* **Passage**
+ + +
NHS patients are being asked to choose from 159 religions, 12 genders and 10 sexual preferences before they attend hospital appointments.
According to The Telegraph:
Critics said the data collection was “bizarre” and “confusing” with those trying to navigate the health service being asked if they are a Goddess, Satanist or Druid before they access care.
Patients’ groups described the system as “wokery to the nth degree” saying the “complex and intrusive” questions would leave users baffled, and raise concerns about personal security.
The questions are asked when patients register with an online portal which enables them to access their hospital appointment details, test results and medical records, before attending NHS outpatient appointments.
Patients are directed to a section on their personal information to fill in their details, with repeated reminders for those who do not oblige.
“Gender identity” options to choose from include genderfluid, questioning, agender, non-binary, demiboy and demigirl, as well as male and female.
Patients are also offered a menu of “sexual preferences”, including pansexual, bisexual, gay, heterosexual, lesbian, queer, questioning, unsure or asexual – or a combination of these – to choose from.
+ + +
* **Record excerpts**

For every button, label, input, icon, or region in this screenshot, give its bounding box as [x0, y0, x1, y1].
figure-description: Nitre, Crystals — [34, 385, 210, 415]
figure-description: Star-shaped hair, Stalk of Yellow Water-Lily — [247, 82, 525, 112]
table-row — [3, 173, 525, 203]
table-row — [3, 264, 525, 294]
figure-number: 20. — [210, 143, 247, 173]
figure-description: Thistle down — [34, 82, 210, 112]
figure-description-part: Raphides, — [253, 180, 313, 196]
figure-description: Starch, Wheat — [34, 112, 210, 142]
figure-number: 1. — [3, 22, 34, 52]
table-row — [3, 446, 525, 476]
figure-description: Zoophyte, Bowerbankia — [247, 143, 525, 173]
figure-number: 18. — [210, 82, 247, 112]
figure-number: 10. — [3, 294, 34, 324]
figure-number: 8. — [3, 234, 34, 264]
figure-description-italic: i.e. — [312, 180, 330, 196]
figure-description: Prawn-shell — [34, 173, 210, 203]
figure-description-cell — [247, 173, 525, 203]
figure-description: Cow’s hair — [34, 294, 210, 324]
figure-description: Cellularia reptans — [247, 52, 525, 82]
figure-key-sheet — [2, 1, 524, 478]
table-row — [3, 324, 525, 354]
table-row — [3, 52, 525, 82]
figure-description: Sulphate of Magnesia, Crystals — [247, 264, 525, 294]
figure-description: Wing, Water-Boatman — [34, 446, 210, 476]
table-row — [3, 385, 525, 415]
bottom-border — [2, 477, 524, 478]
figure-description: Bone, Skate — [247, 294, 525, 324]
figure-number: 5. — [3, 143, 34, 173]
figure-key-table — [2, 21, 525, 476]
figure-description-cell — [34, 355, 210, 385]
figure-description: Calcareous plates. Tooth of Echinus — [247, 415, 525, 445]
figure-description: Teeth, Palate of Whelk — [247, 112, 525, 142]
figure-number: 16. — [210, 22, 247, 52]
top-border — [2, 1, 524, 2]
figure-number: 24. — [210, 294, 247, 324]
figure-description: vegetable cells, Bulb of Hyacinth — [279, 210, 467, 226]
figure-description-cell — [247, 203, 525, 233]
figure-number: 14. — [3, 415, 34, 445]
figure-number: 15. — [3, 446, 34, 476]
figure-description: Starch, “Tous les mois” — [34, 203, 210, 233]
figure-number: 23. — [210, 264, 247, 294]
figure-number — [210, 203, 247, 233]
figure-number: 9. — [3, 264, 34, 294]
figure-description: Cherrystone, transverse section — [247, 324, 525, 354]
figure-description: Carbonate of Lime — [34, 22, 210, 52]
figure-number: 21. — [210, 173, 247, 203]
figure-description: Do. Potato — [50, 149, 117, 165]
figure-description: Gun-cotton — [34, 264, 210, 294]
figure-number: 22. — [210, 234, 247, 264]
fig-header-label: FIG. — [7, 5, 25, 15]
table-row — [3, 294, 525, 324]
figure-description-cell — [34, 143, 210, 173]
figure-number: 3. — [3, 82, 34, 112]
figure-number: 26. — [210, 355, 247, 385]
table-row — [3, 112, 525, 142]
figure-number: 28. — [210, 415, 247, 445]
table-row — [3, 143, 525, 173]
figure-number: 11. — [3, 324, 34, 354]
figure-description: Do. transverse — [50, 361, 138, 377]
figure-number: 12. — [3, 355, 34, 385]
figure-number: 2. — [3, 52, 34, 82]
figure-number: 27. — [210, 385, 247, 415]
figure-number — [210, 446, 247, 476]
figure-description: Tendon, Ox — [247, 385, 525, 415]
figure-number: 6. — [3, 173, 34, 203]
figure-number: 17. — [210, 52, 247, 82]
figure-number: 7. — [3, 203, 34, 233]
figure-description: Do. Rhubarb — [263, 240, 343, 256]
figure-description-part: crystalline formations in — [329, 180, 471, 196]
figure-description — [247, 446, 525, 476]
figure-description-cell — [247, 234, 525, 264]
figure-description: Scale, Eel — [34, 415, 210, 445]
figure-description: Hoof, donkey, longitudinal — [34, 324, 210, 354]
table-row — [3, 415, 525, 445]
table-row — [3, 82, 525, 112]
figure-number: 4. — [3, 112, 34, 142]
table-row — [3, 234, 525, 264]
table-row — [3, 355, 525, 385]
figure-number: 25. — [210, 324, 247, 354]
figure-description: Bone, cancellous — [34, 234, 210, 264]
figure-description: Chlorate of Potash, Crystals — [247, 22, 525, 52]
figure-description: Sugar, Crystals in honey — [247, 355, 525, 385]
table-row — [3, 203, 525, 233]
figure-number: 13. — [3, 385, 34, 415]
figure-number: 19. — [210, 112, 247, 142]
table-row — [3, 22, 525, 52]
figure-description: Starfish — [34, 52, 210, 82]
+ + +
* **Your tasks**
A - Reproduce the part of the NHS passage that opens with the words "The questions are" and closes with "male and female.", substituting "patient app" for "online portal".
B - According to the NHS passage, how many religions are patients asked to choose from?
C - List every "gender identity" option that the NHS passage names.

* **Answers by item number**
A -
The questions are asked when patients register with an patient app which enables them to access their hospital appointment details, test results and medical records, before attending NHS outpatient appointments.
Patients are directed to a section on their personal information to fill in their details, with repeated reminders for those who do not oblige.
“Gender identity” options to choose from include genderfluid, questioning, agender, non-binary, demiboy and demigirl, as well as male and female.

B - 159

C - genderfluid, questioning, agender, non-binary, demiboy, demigirl, male, female